(Problem description)
Among the lines below, how many carry the string "главе"? Reply with a number and nothing else.

>>

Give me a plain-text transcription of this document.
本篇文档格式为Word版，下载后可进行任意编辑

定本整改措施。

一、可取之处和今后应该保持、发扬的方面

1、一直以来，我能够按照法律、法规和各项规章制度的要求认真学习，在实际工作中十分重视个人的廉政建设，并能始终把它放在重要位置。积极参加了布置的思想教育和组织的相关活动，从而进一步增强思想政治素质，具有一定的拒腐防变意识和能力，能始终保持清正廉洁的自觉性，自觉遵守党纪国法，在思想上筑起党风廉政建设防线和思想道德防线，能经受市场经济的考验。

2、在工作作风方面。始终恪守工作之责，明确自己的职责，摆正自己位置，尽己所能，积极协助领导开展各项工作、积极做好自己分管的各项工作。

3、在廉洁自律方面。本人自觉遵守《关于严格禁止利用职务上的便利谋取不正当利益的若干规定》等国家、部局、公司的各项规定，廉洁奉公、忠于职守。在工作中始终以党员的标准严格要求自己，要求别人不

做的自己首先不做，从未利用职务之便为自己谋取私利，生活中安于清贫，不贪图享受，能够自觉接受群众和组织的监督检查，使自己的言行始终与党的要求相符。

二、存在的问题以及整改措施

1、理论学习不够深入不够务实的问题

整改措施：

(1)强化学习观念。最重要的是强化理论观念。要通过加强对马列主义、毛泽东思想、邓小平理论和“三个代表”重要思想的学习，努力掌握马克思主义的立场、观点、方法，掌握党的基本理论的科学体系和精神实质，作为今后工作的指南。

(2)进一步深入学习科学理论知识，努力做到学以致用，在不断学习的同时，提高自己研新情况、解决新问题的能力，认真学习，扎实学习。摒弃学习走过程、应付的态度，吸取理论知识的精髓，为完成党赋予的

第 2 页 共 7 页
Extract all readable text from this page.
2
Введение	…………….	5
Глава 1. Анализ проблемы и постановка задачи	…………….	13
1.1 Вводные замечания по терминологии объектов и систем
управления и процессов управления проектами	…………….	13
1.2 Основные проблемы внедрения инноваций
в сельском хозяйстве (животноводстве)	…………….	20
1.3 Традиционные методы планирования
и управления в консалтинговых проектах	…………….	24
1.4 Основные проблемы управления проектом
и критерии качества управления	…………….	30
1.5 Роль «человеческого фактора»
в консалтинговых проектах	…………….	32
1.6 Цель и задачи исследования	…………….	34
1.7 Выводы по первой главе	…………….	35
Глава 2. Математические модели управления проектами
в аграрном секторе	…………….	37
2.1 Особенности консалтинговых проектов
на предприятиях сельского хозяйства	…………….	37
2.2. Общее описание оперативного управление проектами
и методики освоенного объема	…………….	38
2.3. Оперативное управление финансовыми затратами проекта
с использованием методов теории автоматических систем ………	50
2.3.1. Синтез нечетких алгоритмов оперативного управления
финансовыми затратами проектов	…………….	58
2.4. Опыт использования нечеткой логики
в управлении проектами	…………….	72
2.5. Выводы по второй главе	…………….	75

<<

(Output for this task)
2